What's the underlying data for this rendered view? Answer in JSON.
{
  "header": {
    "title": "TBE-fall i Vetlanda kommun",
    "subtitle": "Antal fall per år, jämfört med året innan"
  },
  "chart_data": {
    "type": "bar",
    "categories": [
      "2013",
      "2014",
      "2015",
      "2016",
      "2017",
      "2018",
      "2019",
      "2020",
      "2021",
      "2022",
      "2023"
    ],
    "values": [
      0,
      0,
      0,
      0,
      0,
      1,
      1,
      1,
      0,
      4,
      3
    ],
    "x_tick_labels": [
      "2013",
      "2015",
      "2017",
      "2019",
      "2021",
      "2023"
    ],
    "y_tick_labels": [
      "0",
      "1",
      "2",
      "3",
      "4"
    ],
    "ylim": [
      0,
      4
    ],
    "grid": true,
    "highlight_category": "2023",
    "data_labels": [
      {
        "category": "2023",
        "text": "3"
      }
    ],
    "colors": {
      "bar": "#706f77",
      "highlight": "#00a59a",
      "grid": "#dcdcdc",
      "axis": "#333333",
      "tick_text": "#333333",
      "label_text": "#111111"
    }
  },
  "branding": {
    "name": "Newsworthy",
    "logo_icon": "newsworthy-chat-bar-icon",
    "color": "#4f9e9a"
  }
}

> [Exercise objective]: Write out every entry again, keeping each line exactly the same.

> [Solution for this task]:
What's the underlying data for this rendered view? Answer in JSON.
{
  "header": {
    "title": "TBE-fall i Vetlanda kommun",
    "subtitle": "Antal fall per år, jämfört med året innan"
  },
  "chart_data": {
    "type": "bar",
    "categories": [
      "2013",
      "2014",
      "2015",
      "2016",
      "2017",
      "2018",
      "2019",
      "2020",
      "2021",
      "2022",
      "2023"
    ],
    "values": [
      0,
      0,
      0,
      0,
      0,
      1,
      1,
      1,
      0,
      4,
      3
    ],
    "x_tick_labels": [
      "2013",
      "2015",
      "2017",
      "2019",
      "2021",
      "2023"
    ],
    "y_tick_labels": [
      "0",
      "1",
      "2",
      "3",
      "4"
    ],
    "ylim": [
      0,
      4
    ],
    "grid": true,
    "highlight_category": "2023",
    "data_labels": [
      {
        "category": "2023",
        "text": "3"
      }
    ],
    "colors": {
      "bar": "#706f77",
      "highlight": "#00a59a",
      "grid": "#dcdcdc",
      "axis": "#333333",
      "tick_text": "#333333",
      "label_text": "#111111"
    }
  },
  "branding": {
    "name": "Newsworthy",
    "logo_icon": "newsworthy-chat-bar-icon",
    "color": "#4f9e9a"
  }
}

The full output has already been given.